## [Records for processing]
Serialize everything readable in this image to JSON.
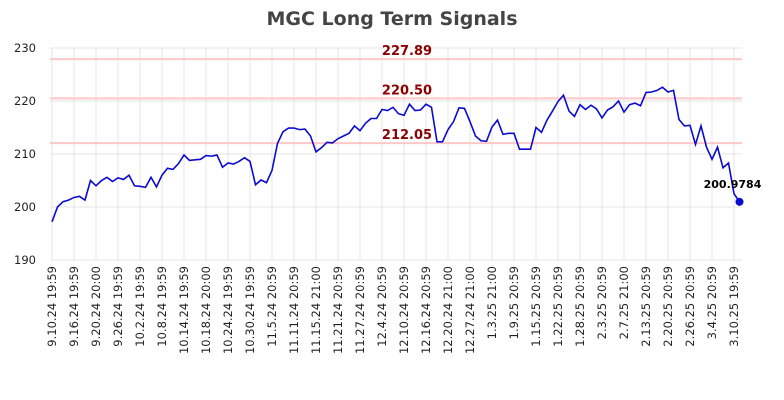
{
  "chart_data": {
    "type": "line",
    "title": "MGC Long Term Signals",
    "categories": [
      "9.10.24 19:59",
      null,
      null,
      null,
      "9.16.24 19:59",
      null,
      null,
      null,
      "9.20.24 20:00",
      null,
      null,
      null,
      "9.26.24 19:59",
      null,
      null,
      null,
      "10.2.24 19:59",
      null,
      null,
      null,
      "10.8.24 19:59",
      null,
      null,
      null,
      "10.14.24 19:59",
      null,
      null,
      null,
      "10.18.24 20:00",
      null,
      null,
      null,
      "10.24.24 19:59",
      null,
      null,
      null,
      "10.30.24 19:59",
      null,
      null,
      null,
      "11.5.24 20:59",
      null,
      null,
      null,
      "11.11.24 20:59",
      null,
      null,
      null,
      "11.15.24 21:00",
      null,
      null,
      null,
      "11.21.24 20:59",
      null,
      null,
      null,
      "11.27.24 20:59",
      null,
      null,
      null,
      "12.4.24 20:59",
      null,
      null,
      null,
      "12.10.24 20:59",
      null,
      null,
      null,
      "12.16.24 20:59",
      null,
      null,
      null,
      "12.20.24 21:00",
      null,
      null,
      null,
      "12.27.24 21:00",
      null,
      null,
      null,
      "1.3.25 21:00",
      null,
      null,
      null,
      "1.9.25 20:59",
      null,
      null,
      null,
      "1.15.25 20:59",
      null,
      null,
      null,
      "1.22.25 20:59",
      null,
      null,
      null,
      "1.28.25 20:59",
      null,
      null,
      null,
      "2.3.25 20:59",
      null,
      null,
      null,
      "2.7.25 21:00",
      null,
      null,
      null,
      "2.13.25 20:59",
      null,
      null,
      null,
      "2.20.25 20:59",
      null,
      null,
      null,
      "2.26.25 20:59",
      null,
      null,
      null,
      "3.4.25 20:59",
      null,
      null,
      null,
      "3.10.25 19:59",
      null
    ],
    "series": [
      {
        "name": "MGC",
        "color": "#0b0bd0",
        "values": [
          197.2,
          200,
          201,
          201.3,
          201.8,
          202,
          201.3,
          205,
          204,
          205,
          205.6,
          204.8,
          205.5,
          205.2,
          206,
          204,
          203.9,
          203.7,
          205.6,
          203.8,
          206,
          207.3,
          207.1,
          208.2,
          209.8,
          208.8,
          208.9,
          209,
          209.7,
          209.6,
          209.8,
          207.5,
          208.3,
          208.1,
          208.6,
          209.3,
          208.6,
          204.2,
          205.1,
          204.6,
          206.9,
          212,
          214.2,
          214.9,
          214.9,
          214.6,
          214.7,
          213.4,
          210.4,
          211.2,
          212.2,
          212.1,
          212.9,
          213.4,
          213.9,
          215.3,
          214.4,
          215.8,
          216.7,
          216.7,
          218.4,
          218.2,
          218.8,
          217.6,
          217.3,
          219.4,
          218.2,
          218.3,
          219.4,
          218.8,
          212.3,
          212.3,
          214.6,
          216.1,
          218.7,
          218.6,
          216.1,
          213.4,
          212.5,
          212.4,
          215.1,
          216.4,
          213.7,
          213.9,
          213.9,
          210.9,
          210.9,
          210.9,
          215,
          214.1,
          216.4,
          218.1,
          219.9,
          221.1,
          218.1,
          217.1,
          219.3,
          218.4,
          219.2,
          218.5,
          216.8,
          218.3,
          218.9,
          220,
          217.9,
          219.3,
          219.6,
          219.1,
          221.6,
          221.7,
          222,
          222.6,
          221.7,
          222,
          216.5,
          215.3,
          215.4,
          211.8,
          215.3,
          211.3,
          209,
          211.3,
          207.4,
          208.3,
          202.5,
          200.9784
        ]
      }
    ],
    "ylim": [
      190,
      230
    ],
    "yticks": [
      190,
      200,
      210,
      220,
      230
    ],
    "grid": true,
    "levels": [
      227.89,
      220.5,
      212.05
    ],
    "level_labels": [
      "227.89",
      "220.50",
      "212.05"
    ],
    "level_color": "#ffc8c8",
    "level_label_color": "#8b0000"
  }
}
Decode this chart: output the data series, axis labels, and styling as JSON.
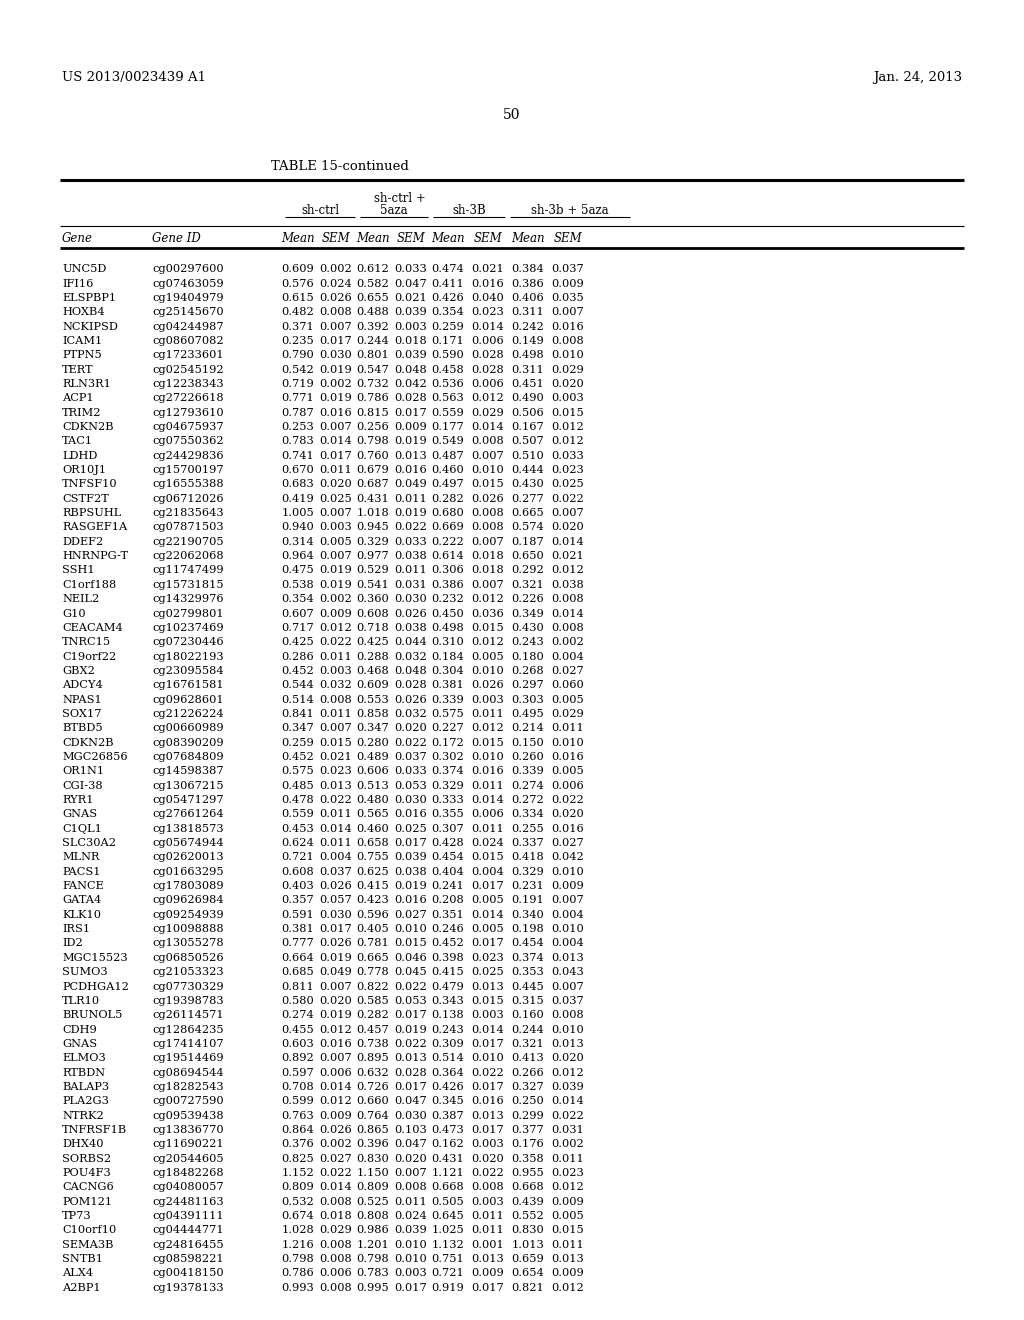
{
  "header_left": "US 2013/0023439 A1",
  "header_right": "Jan. 24, 2013",
  "page_number": "50",
  "table_title": "TABLE 15-continued",
  "rows": [
    [
      "UNC5D",
      "cg00297600",
      "0.609",
      "0.002",
      "0.612",
      "0.033",
      "0.474",
      "0.021",
      "0.384",
      "0.037"
    ],
    [
      "IFI16",
      "cg07463059",
      "0.576",
      "0.024",
      "0.582",
      "0.047",
      "0.411",
      "0.016",
      "0.386",
      "0.009"
    ],
    [
      "ELSPBP1",
      "cg19404979",
      "0.615",
      "0.026",
      "0.655",
      "0.021",
      "0.426",
      "0.040",
      "0.406",
      "0.035"
    ],
    [
      "HOXB4",
      "cg25145670",
      "0.482",
      "0.008",
      "0.488",
      "0.039",
      "0.354",
      "0.023",
      "0.311",
      "0.007"
    ],
    [
      "NCKIPSD",
      "cg04244987",
      "0.371",
      "0.007",
      "0.392",
      "0.003",
      "0.259",
      "0.014",
      "0.242",
      "0.016"
    ],
    [
      "ICAM1",
      "cg08607082",
      "0.235",
      "0.017",
      "0.244",
      "0.018",
      "0.171",
      "0.006",
      "0.149",
      "0.008"
    ],
    [
      "PTPN5",
      "cg17233601",
      "0.790",
      "0.030",
      "0.801",
      "0.039",
      "0.590",
      "0.028",
      "0.498",
      "0.010"
    ],
    [
      "TERT",
      "cg02545192",
      "0.542",
      "0.019",
      "0.547",
      "0.048",
      "0.458",
      "0.028",
      "0.311",
      "0.029"
    ],
    [
      "RLN3R1",
      "cg12238343",
      "0.719",
      "0.002",
      "0.732",
      "0.042",
      "0.536",
      "0.006",
      "0.451",
      "0.020"
    ],
    [
      "ACP1",
      "cg27226618",
      "0.771",
      "0.019",
      "0.786",
      "0.028",
      "0.563",
      "0.012",
      "0.490",
      "0.003"
    ],
    [
      "TRIM2",
      "cg12793610",
      "0.787",
      "0.016",
      "0.815",
      "0.017",
      "0.559",
      "0.029",
      "0.506",
      "0.015"
    ],
    [
      "CDKN2B",
      "cg04675937",
      "0.253",
      "0.007",
      "0.256",
      "0.009",
      "0.177",
      "0.014",
      "0.167",
      "0.012"
    ],
    [
      "TAC1",
      "cg07550362",
      "0.783",
      "0.014",
      "0.798",
      "0.019",
      "0.549",
      "0.008",
      "0.507",
      "0.012"
    ],
    [
      "LDHD",
      "cg24429836",
      "0.741",
      "0.017",
      "0.760",
      "0.013",
      "0.487",
      "0.007",
      "0.510",
      "0.033"
    ],
    [
      "OR10J1",
      "cg15700197",
      "0.670",
      "0.011",
      "0.679",
      "0.016",
      "0.460",
      "0.010",
      "0.444",
      "0.023"
    ],
    [
      "TNFSF10",
      "cg16555388",
      "0.683",
      "0.020",
      "0.687",
      "0.049",
      "0.497",
      "0.015",
      "0.430",
      "0.025"
    ],
    [
      "CSTF2T",
      "cg06712026",
      "0.419",
      "0.025",
      "0.431",
      "0.011",
      "0.282",
      "0.026",
      "0.277",
      "0.022"
    ],
    [
      "RBPSUHL",
      "cg21835643",
      "1.005",
      "0.007",
      "1.018",
      "0.019",
      "0.680",
      "0.008",
      "0.665",
      "0.007"
    ],
    [
      "RASGEF1A",
      "cg07871503",
      "0.940",
      "0.003",
      "0.945",
      "0.022",
      "0.669",
      "0.008",
      "0.574",
      "0.020"
    ],
    [
      "DDEF2",
      "cg22190705",
      "0.314",
      "0.005",
      "0.329",
      "0.033",
      "0.222",
      "0.007",
      "0.187",
      "0.014"
    ],
    [
      "HNRNPG-T",
      "cg22062068",
      "0.964",
      "0.007",
      "0.977",
      "0.038",
      "0.614",
      "0.018",
      "0.650",
      "0.021"
    ],
    [
      "SSH1",
      "cg11747499",
      "0.475",
      "0.019",
      "0.529",
      "0.011",
      "0.306",
      "0.018",
      "0.292",
      "0.012"
    ],
    [
      "C1orf188",
      "cg15731815",
      "0.538",
      "0.019",
      "0.541",
      "0.031",
      "0.386",
      "0.007",
      "0.321",
      "0.038"
    ],
    [
      "NEIL2",
      "cg14329976",
      "0.354",
      "0.002",
      "0.360",
      "0.030",
      "0.232",
      "0.012",
      "0.226",
      "0.008"
    ],
    [
      "G10",
      "cg02799801",
      "0.607",
      "0.009",
      "0.608",
      "0.026",
      "0.450",
      "0.036",
      "0.349",
      "0.014"
    ],
    [
      "CEACAM4",
      "cg10237469",
      "0.717",
      "0.012",
      "0.718",
      "0.038",
      "0.498",
      "0.015",
      "0.430",
      "0.008"
    ],
    [
      "TNRC15",
      "cg07230446",
      "0.425",
      "0.022",
      "0.425",
      "0.044",
      "0.310",
      "0.012",
      "0.243",
      "0.002"
    ],
    [
      "C19orf22",
      "cg18022193",
      "0.286",
      "0.011",
      "0.288",
      "0.032",
      "0.184",
      "0.005",
      "0.180",
      "0.004"
    ],
    [
      "GBX2",
      "cg23095584",
      "0.452",
      "0.003",
      "0.468",
      "0.048",
      "0.304",
      "0.010",
      "0.268",
      "0.027"
    ],
    [
      "ADCY4",
      "cg16761581",
      "0.544",
      "0.032",
      "0.609",
      "0.028",
      "0.381",
      "0.026",
      "0.297",
      "0.060"
    ],
    [
      "NPAS1",
      "cg09628601",
      "0.514",
      "0.008",
      "0.553",
      "0.026",
      "0.339",
      "0.003",
      "0.303",
      "0.005"
    ],
    [
      "SOX17",
      "cg21226224",
      "0.841",
      "0.011",
      "0.858",
      "0.032",
      "0.575",
      "0.011",
      "0.495",
      "0.029"
    ],
    [
      "BTBD5",
      "cg00660989",
      "0.347",
      "0.007",
      "0.347",
      "0.020",
      "0.227",
      "0.012",
      "0.214",
      "0.011"
    ],
    [
      "CDKN2B",
      "cg08390209",
      "0.259",
      "0.015",
      "0.280",
      "0.022",
      "0.172",
      "0.015",
      "0.150",
      "0.010"
    ],
    [
      "MGC26856",
      "cg07684809",
      "0.452",
      "0.021",
      "0.489",
      "0.037",
      "0.302",
      "0.010",
      "0.260",
      "0.016"
    ],
    [
      "OR1N1",
      "cg14598387",
      "0.575",
      "0.023",
      "0.606",
      "0.033",
      "0.374",
      "0.016",
      "0.339",
      "0.005"
    ],
    [
      "CGI-38",
      "cg13067215",
      "0.485",
      "0.013",
      "0.513",
      "0.053",
      "0.329",
      "0.011",
      "0.274",
      "0.006"
    ],
    [
      "RYR1",
      "cg05471297",
      "0.478",
      "0.022",
      "0.480",
      "0.030",
      "0.333",
      "0.014",
      "0.272",
      "0.022"
    ],
    [
      "GNAS",
      "cg27661264",
      "0.559",
      "0.011",
      "0.565",
      "0.016",
      "0.355",
      "0.006",
      "0.334",
      "0.020"
    ],
    [
      "C1QL1",
      "cg13818573",
      "0.453",
      "0.014",
      "0.460",
      "0.025",
      "0.307",
      "0.011",
      "0.255",
      "0.016"
    ],
    [
      "SLC30A2",
      "cg05674944",
      "0.624",
      "0.011",
      "0.658",
      "0.017",
      "0.428",
      "0.024",
      "0.337",
      "0.027"
    ],
    [
      "MLNR",
      "cg02620013",
      "0.721",
      "0.004",
      "0.755",
      "0.039",
      "0.454",
      "0.015",
      "0.418",
      "0.042"
    ],
    [
      "PACS1",
      "cg01663295",
      "0.608",
      "0.037",
      "0.625",
      "0.038",
      "0.404",
      "0.004",
      "0.329",
      "0.010"
    ],
    [
      "FANCE",
      "cg17803089",
      "0.403",
      "0.026",
      "0.415",
      "0.019",
      "0.241",
      "0.017",
      "0.231",
      "0.009"
    ],
    [
      "GATA4",
      "cg09626984",
      "0.357",
      "0.057",
      "0.423",
      "0.016",
      "0.208",
      "0.005",
      "0.191",
      "0.007"
    ],
    [
      "KLK10",
      "cg09254939",
      "0.591",
      "0.030",
      "0.596",
      "0.027",
      "0.351",
      "0.014",
      "0.340",
      "0.004"
    ],
    [
      "IRS1",
      "cg10098888",
      "0.381",
      "0.017",
      "0.405",
      "0.010",
      "0.246",
      "0.005",
      "0.198",
      "0.010"
    ],
    [
      "ID2",
      "cg13055278",
      "0.777",
      "0.026",
      "0.781",
      "0.015",
      "0.452",
      "0.017",
      "0.454",
      "0.004"
    ],
    [
      "MGC15523",
      "cg06850526",
      "0.664",
      "0.019",
      "0.665",
      "0.046",
      "0.398",
      "0.023",
      "0.374",
      "0.013"
    ],
    [
      "SUMO3",
      "cg21053323",
      "0.685",
      "0.049",
      "0.778",
      "0.045",
      "0.415",
      "0.025",
      "0.353",
      "0.043"
    ],
    [
      "PCDHGA12",
      "cg07730329",
      "0.811",
      "0.007",
      "0.822",
      "0.022",
      "0.479",
      "0.013",
      "0.445",
      "0.007"
    ],
    [
      "TLR10",
      "cg19398783",
      "0.580",
      "0.020",
      "0.585",
      "0.053",
      "0.343",
      "0.015",
      "0.315",
      "0.037"
    ],
    [
      "BRUNOL5",
      "cg26114571",
      "0.274",
      "0.019",
      "0.282",
      "0.017",
      "0.138",
      "0.003",
      "0.160",
      "0.008"
    ],
    [
      "CDH9",
      "cg12864235",
      "0.455",
      "0.012",
      "0.457",
      "0.019",
      "0.243",
      "0.014",
      "0.244",
      "0.010"
    ],
    [
      "GNAS",
      "cg17414107",
      "0.603",
      "0.016",
      "0.738",
      "0.022",
      "0.309",
      "0.017",
      "0.321",
      "0.013"
    ],
    [
      "ELMO3",
      "cg19514469",
      "0.892",
      "0.007",
      "0.895",
      "0.013",
      "0.514",
      "0.010",
      "0.413",
      "0.020"
    ],
    [
      "RTBDN",
      "cg08694544",
      "0.597",
      "0.006",
      "0.632",
      "0.028",
      "0.364",
      "0.022",
      "0.266",
      "0.012"
    ],
    [
      "BALAP3",
      "cg18282543",
      "0.708",
      "0.014",
      "0.726",
      "0.017",
      "0.426",
      "0.017",
      "0.327",
      "0.039"
    ],
    [
      "PLA2G3",
      "cg00727590",
      "0.599",
      "0.012",
      "0.660",
      "0.047",
      "0.345",
      "0.016",
      "0.250",
      "0.014"
    ],
    [
      "NTRK2",
      "cg09539438",
      "0.763",
      "0.009",
      "0.764",
      "0.030",
      "0.387",
      "0.013",
      "0.299",
      "0.022"
    ],
    [
      "TNFRSF1B",
      "cg13836770",
      "0.864",
      "0.026",
      "0.865",
      "0.103",
      "0.473",
      "0.017",
      "0.377",
      "0.031"
    ],
    [
      "DHX40",
      "cg11690221",
      "0.376",
      "0.002",
      "0.396",
      "0.047",
      "0.162",
      "0.003",
      "0.176",
      "0.002"
    ],
    [
      "SORBS2",
      "cg20544605",
      "0.825",
      "0.027",
      "0.830",
      "0.020",
      "0.431",
      "0.020",
      "0.358",
      "0.011"
    ],
    [
      "POU4F3",
      "cg18482268",
      "1.152",
      "0.022",
      "1.150",
      "0.007",
      "1.121",
      "0.022",
      "0.955",
      "0.023"
    ],
    [
      "CACNG6",
      "cg04080057",
      "0.809",
      "0.014",
      "0.809",
      "0.008",
      "0.668",
      "0.008",
      "0.668",
      "0.012"
    ],
    [
      "POM121",
      "cg24481163",
      "0.532",
      "0.008",
      "0.525",
      "0.011",
      "0.505",
      "0.003",
      "0.439",
      "0.009"
    ],
    [
      "TP73",
      "cg04391111",
      "0.674",
      "0.018",
      "0.808",
      "0.024",
      "0.645",
      "0.011",
      "0.552",
      "0.005"
    ],
    [
      "C10orf10",
      "cg04444771",
      "1.028",
      "0.029",
      "0.986",
      "0.039",
      "1.025",
      "0.011",
      "0.830",
      "0.015"
    ],
    [
      "SEMA3B",
      "cg24816455",
      "1.216",
      "0.008",
      "1.201",
      "0.010",
      "1.132",
      "0.001",
      "1.013",
      "0.011"
    ],
    [
      "SNTB1",
      "cg08598221",
      "0.798",
      "0.008",
      "0.798",
      "0.010",
      "0.751",
      "0.013",
      "0.659",
      "0.013"
    ],
    [
      "ALX4",
      "cg00418150",
      "0.786",
      "0.006",
      "0.783",
      "0.003",
      "0.721",
      "0.009",
      "0.654",
      "0.009"
    ],
    [
      "A2BP1",
      "cg19378133",
      "0.993",
      "0.008",
      "0.995",
      "0.017",
      "0.919",
      "0.017",
      "0.821",
      "0.012"
    ]
  ],
  "fig_width": 10.24,
  "fig_height": 13.2,
  "dpi": 100,
  "font_size_header": 9.5,
  "font_size_data": 8.2,
  "font_size_title": 9.5,
  "font_size_page": 10,
  "bg_color": "#ffffff",
  "text_color": "#000000"
}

## [Short problem]
A number is the only answer here: how many lines of the material above contain "this"?

## [Complete response]
2